Look through the records below and collect all lines that hold the string "baseline".

##############################

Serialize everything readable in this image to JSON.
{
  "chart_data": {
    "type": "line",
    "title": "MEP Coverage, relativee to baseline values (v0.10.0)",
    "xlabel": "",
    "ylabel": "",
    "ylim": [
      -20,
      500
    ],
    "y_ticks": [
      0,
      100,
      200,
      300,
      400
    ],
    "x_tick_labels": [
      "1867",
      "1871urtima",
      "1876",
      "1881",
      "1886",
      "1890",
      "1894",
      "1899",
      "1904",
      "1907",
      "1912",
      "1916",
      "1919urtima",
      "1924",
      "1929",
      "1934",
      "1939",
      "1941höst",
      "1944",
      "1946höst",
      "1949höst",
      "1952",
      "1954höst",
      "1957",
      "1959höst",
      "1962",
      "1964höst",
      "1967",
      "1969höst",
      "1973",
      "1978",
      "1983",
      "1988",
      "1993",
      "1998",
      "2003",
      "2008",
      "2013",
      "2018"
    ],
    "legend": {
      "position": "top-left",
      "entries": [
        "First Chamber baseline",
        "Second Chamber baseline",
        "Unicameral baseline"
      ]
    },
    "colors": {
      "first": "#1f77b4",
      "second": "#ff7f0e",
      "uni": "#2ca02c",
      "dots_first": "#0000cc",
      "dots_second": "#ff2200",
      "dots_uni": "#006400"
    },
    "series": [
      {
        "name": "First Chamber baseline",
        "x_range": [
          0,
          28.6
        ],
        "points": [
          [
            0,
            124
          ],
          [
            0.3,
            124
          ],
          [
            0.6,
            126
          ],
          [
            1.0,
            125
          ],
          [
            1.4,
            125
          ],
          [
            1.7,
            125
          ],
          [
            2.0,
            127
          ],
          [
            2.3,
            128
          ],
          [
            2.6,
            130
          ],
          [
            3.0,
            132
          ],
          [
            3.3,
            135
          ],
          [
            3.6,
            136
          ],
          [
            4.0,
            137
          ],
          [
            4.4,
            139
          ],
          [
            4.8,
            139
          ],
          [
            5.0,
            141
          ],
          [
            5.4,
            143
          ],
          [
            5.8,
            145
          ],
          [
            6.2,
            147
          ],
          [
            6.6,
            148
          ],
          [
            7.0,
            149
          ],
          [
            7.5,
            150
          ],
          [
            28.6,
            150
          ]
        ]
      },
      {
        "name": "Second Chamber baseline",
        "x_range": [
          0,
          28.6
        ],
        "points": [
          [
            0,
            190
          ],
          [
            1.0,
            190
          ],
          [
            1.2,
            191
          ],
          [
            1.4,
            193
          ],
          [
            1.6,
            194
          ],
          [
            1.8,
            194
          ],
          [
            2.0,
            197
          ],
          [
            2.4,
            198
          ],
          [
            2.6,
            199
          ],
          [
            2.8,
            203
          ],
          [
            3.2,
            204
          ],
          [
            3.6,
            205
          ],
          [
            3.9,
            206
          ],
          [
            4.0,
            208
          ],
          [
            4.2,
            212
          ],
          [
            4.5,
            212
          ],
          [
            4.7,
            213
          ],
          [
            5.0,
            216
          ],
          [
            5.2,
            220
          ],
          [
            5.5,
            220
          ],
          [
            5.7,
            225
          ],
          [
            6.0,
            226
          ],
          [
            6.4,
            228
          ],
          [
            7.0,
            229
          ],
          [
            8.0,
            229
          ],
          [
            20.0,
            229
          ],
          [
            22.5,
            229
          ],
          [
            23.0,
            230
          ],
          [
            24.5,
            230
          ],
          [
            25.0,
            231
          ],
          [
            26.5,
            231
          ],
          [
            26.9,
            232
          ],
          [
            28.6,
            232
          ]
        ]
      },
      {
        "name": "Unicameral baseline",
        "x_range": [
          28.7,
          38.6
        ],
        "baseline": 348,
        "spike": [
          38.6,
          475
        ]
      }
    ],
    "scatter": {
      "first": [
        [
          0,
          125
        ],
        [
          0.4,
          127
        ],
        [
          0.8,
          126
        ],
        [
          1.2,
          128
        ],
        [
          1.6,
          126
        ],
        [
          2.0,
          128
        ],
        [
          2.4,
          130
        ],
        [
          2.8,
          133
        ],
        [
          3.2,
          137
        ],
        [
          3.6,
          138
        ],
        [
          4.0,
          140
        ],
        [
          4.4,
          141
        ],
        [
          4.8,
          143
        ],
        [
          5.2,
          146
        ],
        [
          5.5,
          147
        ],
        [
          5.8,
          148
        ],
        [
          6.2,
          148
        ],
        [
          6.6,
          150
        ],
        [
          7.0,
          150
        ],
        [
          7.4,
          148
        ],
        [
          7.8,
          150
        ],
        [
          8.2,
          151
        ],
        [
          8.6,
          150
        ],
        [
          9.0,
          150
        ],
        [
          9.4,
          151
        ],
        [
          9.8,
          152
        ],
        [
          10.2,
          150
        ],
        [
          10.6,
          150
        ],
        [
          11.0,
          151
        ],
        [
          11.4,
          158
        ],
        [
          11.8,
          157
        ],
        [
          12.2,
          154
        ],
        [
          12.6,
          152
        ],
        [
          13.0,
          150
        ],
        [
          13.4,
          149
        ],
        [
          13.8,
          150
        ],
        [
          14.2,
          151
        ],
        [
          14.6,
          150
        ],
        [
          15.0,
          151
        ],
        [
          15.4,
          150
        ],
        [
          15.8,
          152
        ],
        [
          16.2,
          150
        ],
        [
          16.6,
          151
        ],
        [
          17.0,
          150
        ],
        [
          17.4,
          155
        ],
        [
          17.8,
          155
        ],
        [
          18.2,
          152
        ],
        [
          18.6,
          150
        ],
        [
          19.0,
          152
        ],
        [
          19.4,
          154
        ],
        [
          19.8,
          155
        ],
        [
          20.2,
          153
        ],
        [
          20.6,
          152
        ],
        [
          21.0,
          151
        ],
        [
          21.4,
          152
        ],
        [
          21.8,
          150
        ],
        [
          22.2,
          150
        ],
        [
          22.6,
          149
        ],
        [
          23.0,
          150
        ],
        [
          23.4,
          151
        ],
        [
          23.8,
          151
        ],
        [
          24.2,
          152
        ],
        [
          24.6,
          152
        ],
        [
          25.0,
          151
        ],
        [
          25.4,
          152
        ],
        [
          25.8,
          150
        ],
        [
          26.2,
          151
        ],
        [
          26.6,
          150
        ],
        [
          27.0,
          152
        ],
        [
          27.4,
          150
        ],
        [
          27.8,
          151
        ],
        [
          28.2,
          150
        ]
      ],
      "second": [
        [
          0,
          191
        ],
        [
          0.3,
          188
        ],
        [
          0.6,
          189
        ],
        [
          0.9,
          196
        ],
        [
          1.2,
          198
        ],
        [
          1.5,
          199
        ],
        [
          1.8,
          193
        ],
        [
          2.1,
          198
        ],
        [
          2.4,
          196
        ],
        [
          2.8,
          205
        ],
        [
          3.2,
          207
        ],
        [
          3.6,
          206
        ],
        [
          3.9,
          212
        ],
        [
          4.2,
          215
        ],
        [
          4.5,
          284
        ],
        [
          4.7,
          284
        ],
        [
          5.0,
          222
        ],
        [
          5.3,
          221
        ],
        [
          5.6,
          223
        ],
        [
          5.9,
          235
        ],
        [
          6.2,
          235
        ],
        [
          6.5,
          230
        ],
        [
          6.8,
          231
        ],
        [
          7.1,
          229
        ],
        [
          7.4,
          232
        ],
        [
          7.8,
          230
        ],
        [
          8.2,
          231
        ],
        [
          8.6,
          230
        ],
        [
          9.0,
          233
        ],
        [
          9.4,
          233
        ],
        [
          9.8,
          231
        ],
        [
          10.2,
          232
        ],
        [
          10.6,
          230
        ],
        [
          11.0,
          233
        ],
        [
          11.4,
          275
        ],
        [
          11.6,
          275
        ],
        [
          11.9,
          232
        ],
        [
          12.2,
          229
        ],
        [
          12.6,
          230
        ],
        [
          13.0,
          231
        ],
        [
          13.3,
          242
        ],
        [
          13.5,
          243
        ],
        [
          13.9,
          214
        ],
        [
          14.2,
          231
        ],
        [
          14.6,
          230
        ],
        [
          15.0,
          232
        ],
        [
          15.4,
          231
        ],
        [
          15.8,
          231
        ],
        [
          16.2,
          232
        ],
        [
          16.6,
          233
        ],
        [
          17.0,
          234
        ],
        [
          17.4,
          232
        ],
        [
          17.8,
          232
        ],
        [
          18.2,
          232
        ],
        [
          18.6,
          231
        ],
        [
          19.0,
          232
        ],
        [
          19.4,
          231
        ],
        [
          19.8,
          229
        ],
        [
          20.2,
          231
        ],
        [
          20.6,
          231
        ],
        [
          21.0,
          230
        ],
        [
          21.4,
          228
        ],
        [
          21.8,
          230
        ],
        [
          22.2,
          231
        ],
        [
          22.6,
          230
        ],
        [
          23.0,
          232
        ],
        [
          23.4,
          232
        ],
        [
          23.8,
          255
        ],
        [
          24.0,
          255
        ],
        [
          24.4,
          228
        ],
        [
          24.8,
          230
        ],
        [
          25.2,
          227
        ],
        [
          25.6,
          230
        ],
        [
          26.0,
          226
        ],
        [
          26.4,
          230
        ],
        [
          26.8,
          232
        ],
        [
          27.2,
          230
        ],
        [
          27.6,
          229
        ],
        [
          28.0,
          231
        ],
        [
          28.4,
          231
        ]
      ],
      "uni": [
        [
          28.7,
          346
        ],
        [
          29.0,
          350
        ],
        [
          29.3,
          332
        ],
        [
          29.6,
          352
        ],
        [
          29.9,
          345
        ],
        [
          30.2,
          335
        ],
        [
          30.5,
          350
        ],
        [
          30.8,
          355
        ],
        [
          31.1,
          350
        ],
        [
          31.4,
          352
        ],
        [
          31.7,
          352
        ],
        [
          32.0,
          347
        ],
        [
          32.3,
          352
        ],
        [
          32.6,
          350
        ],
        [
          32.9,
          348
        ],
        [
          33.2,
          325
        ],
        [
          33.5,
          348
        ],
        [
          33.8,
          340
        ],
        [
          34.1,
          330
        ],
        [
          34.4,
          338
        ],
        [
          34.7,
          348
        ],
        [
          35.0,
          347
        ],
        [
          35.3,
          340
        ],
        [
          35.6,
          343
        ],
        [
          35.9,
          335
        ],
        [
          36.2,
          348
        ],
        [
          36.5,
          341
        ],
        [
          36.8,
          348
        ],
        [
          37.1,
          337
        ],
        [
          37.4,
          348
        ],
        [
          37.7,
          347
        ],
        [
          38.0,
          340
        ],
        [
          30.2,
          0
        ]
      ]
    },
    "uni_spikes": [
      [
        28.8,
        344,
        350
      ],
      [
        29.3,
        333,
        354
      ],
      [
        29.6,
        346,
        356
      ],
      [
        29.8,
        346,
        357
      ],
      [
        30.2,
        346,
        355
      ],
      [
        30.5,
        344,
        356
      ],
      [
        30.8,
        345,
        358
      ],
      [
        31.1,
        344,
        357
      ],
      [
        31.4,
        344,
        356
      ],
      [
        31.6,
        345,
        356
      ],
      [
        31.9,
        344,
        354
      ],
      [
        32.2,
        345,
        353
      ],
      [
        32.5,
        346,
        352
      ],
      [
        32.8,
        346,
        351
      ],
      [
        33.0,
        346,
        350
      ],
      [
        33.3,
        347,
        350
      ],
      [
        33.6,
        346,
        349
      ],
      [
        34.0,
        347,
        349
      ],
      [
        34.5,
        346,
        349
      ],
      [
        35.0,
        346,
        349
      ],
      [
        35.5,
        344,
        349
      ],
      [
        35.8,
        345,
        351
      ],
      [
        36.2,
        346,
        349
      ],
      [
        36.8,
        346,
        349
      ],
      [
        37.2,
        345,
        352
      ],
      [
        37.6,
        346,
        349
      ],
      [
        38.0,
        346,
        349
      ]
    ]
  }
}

##############################

Task answer
    "title": "MEP Coverage, relativee to baseline values (v0.10.0)",
        "First Chamber baseline",
        "Second Chamber baseline",
        "Unicameral baseline"
        "name": "First Chamber baseline",
        "name": "Second Chamber baseline",
        "name": "Unicameral baseline",
        "baseline": 348,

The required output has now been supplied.